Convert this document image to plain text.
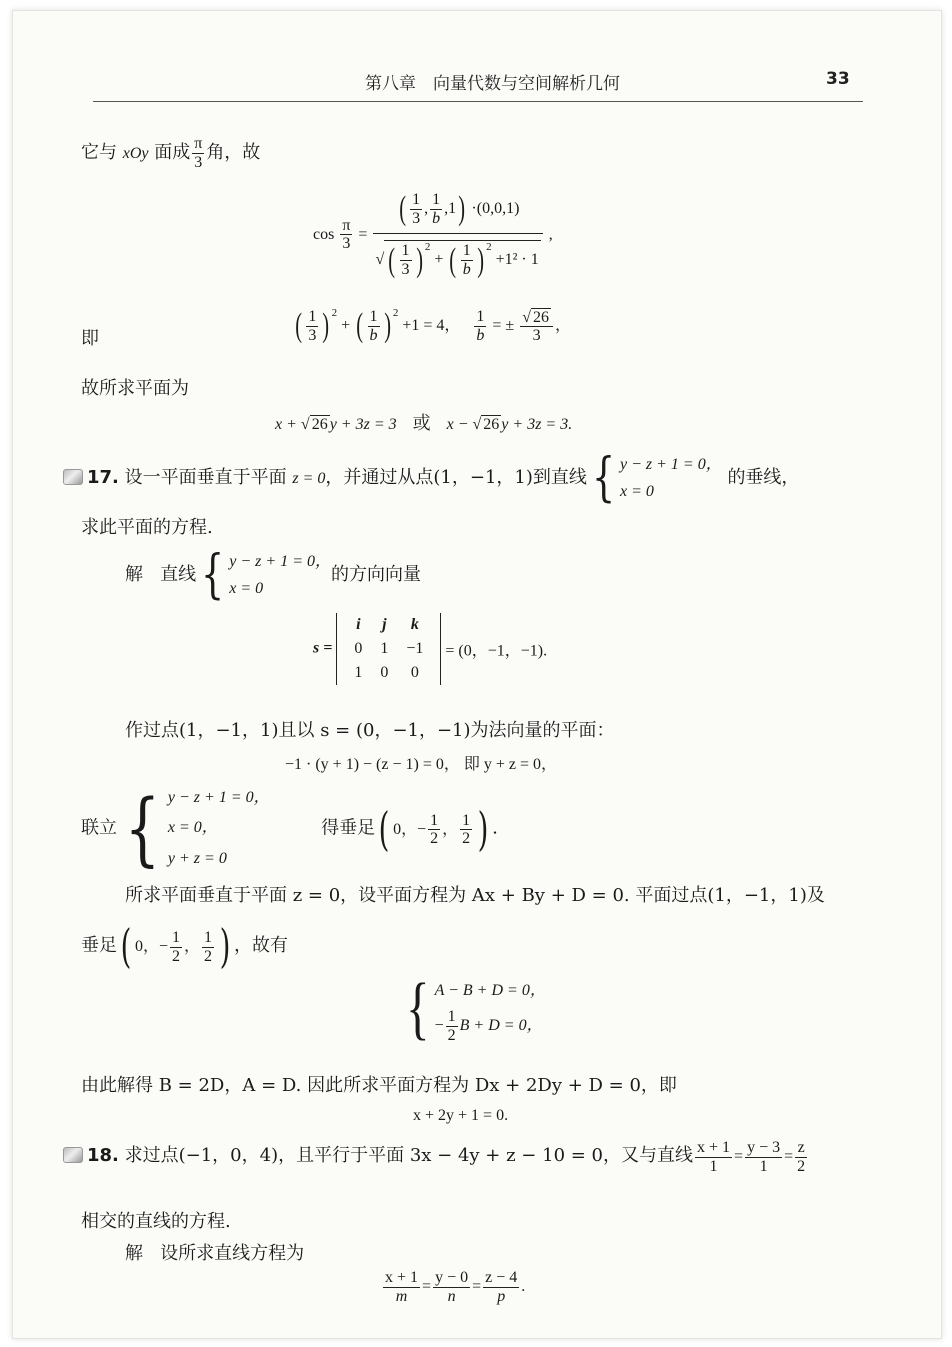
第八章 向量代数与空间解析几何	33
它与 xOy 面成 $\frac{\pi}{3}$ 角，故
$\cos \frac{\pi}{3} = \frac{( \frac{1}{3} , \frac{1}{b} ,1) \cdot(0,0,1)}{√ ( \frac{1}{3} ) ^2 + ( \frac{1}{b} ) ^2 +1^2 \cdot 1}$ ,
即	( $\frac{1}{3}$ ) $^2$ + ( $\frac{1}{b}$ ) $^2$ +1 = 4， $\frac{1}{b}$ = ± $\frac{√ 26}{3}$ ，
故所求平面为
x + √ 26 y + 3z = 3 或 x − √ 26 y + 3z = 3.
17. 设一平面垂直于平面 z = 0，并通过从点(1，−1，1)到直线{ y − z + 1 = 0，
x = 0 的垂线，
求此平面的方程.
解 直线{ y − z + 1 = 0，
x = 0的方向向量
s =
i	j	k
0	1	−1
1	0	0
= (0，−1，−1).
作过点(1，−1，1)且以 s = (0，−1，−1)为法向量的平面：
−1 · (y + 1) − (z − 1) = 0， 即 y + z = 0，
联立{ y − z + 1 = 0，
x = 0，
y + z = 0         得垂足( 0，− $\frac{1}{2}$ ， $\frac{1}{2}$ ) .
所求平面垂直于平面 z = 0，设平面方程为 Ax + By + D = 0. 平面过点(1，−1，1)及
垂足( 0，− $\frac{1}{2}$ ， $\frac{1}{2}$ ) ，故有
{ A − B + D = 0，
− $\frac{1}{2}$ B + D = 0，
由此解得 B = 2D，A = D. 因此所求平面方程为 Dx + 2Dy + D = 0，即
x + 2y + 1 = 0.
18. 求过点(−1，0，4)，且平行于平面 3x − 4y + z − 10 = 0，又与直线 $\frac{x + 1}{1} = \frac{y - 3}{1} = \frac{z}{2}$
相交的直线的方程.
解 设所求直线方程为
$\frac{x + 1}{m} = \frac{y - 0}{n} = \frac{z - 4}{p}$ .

——————

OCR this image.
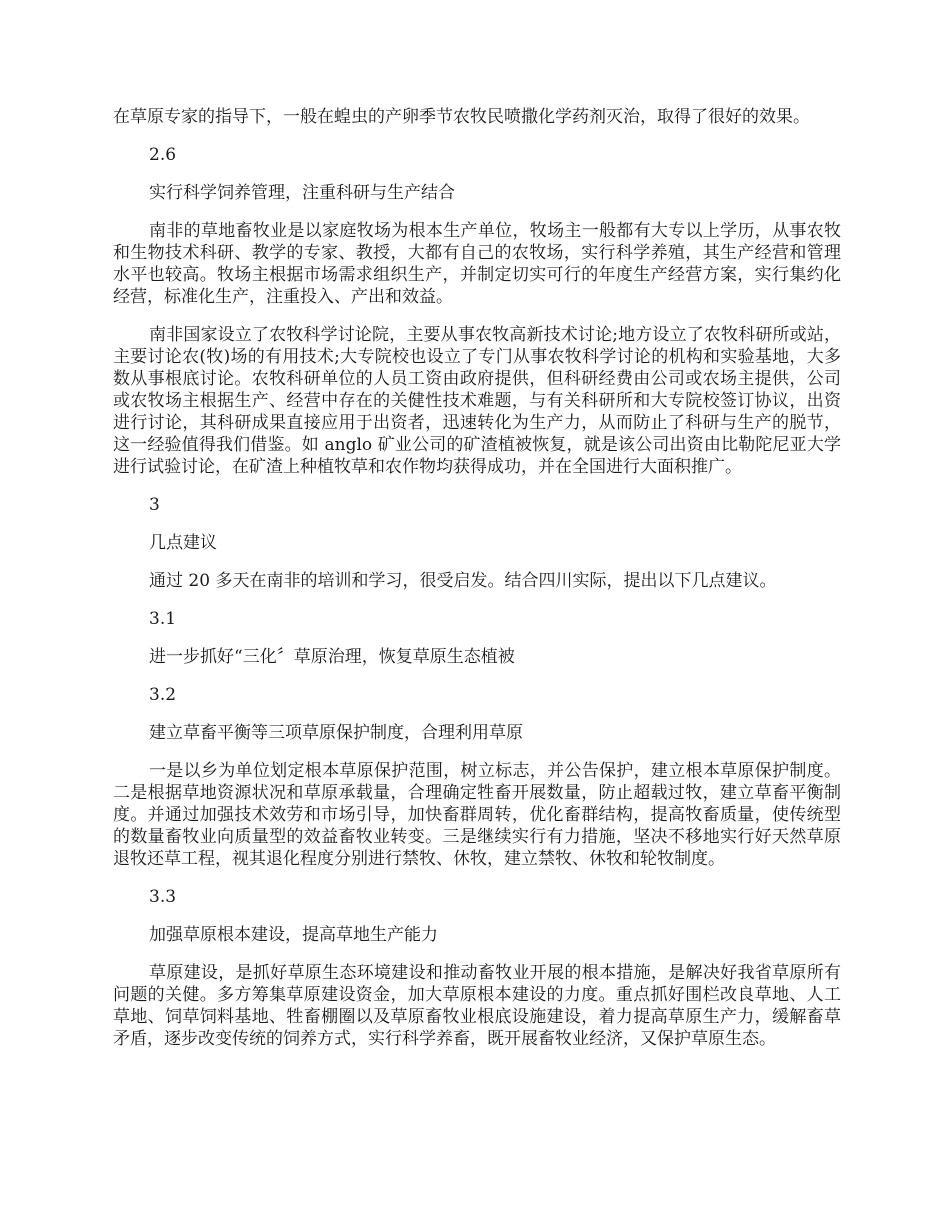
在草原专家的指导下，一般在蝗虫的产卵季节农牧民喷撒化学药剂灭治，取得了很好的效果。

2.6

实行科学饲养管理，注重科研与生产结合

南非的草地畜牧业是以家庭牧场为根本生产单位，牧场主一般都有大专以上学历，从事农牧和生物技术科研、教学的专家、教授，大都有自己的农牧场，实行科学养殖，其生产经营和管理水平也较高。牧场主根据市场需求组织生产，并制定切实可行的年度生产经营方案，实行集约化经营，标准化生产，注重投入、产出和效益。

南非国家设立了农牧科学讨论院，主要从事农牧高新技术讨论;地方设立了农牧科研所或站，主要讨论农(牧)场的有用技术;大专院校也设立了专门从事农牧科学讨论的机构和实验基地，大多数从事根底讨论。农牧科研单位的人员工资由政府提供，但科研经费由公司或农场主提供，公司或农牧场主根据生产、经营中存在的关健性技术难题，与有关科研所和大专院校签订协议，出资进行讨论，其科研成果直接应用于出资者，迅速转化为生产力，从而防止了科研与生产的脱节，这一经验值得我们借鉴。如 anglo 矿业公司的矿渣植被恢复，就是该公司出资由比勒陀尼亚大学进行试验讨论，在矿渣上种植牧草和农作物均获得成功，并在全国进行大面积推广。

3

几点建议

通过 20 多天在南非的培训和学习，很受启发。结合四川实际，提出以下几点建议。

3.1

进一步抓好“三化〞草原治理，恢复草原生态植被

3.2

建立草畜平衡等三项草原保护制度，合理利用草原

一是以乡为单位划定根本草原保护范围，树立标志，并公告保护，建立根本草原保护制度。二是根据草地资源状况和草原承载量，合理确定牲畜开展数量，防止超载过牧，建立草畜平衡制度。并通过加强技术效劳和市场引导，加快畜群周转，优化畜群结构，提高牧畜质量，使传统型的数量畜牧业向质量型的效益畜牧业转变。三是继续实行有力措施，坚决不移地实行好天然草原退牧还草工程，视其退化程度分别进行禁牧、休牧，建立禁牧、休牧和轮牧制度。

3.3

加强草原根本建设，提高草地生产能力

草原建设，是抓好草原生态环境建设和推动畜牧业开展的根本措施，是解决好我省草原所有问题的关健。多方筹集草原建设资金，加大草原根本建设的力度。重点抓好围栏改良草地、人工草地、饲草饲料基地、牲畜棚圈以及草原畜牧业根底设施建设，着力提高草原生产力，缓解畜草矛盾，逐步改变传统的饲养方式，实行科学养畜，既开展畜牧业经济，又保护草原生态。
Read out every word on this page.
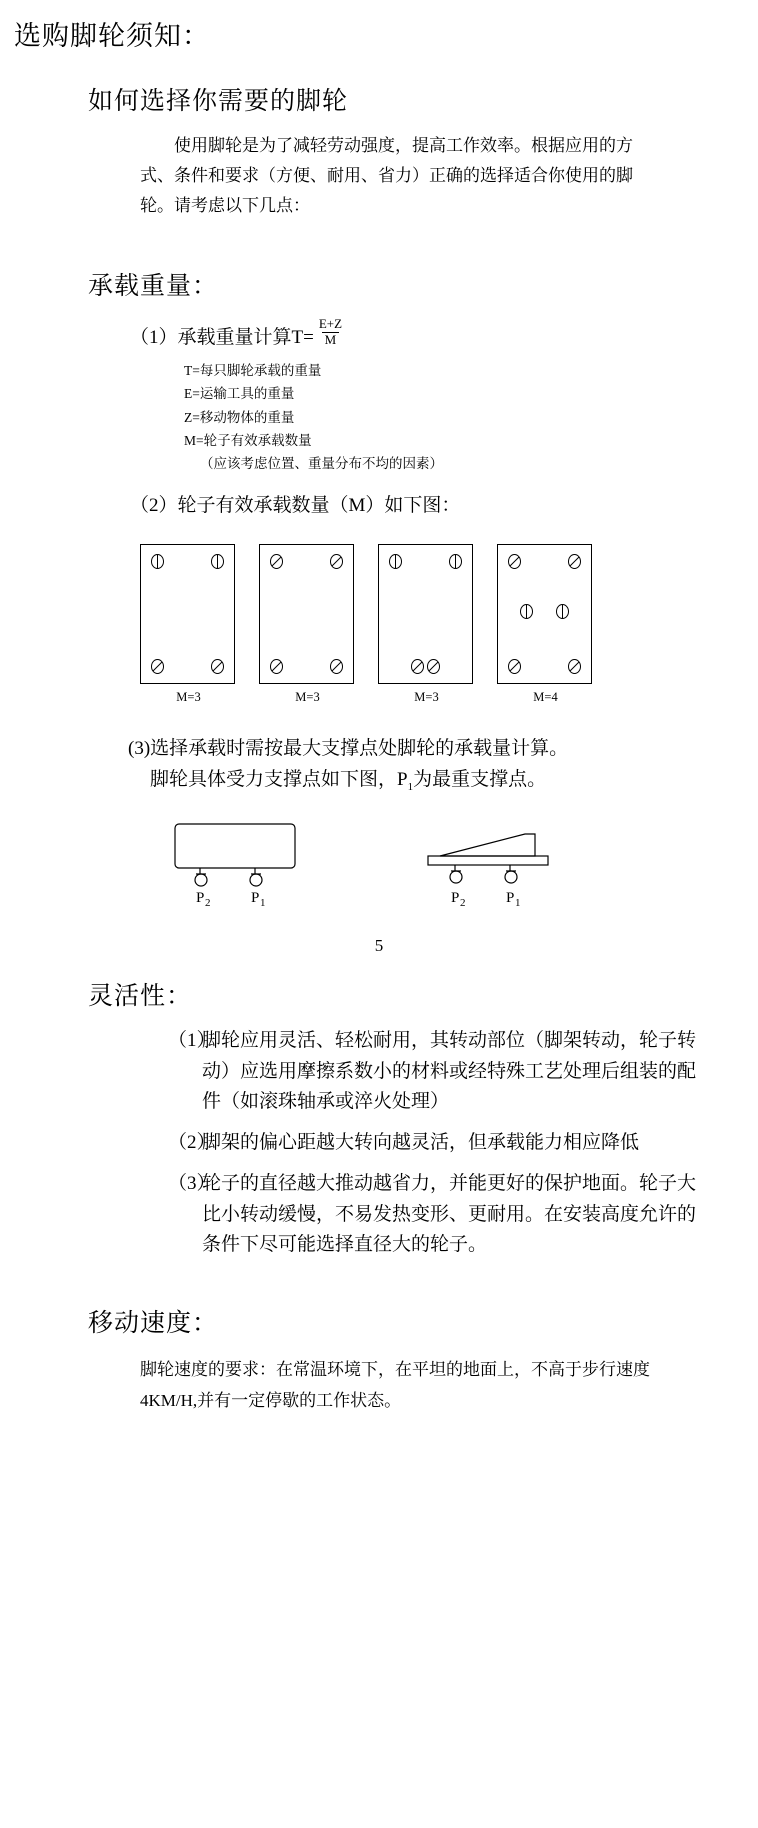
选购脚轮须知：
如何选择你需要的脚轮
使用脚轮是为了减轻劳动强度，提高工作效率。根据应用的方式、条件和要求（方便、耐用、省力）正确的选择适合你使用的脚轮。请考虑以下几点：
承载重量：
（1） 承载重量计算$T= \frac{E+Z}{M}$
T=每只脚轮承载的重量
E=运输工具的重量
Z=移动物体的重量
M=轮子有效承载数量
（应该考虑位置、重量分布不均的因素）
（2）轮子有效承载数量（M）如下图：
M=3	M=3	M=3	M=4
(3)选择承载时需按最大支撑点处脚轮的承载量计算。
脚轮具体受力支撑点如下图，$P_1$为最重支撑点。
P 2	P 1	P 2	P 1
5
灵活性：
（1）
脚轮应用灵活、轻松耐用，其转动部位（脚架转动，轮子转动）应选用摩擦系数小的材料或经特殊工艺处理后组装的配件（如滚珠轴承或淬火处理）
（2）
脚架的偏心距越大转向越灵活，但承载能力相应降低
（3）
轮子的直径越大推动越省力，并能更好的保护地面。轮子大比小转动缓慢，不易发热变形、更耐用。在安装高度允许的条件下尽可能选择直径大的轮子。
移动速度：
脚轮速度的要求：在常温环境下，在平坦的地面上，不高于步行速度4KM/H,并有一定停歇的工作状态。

——————

• _Exercise brief_: Across the material above, count every line holding "this" and write down only the number.

• _Result_: 3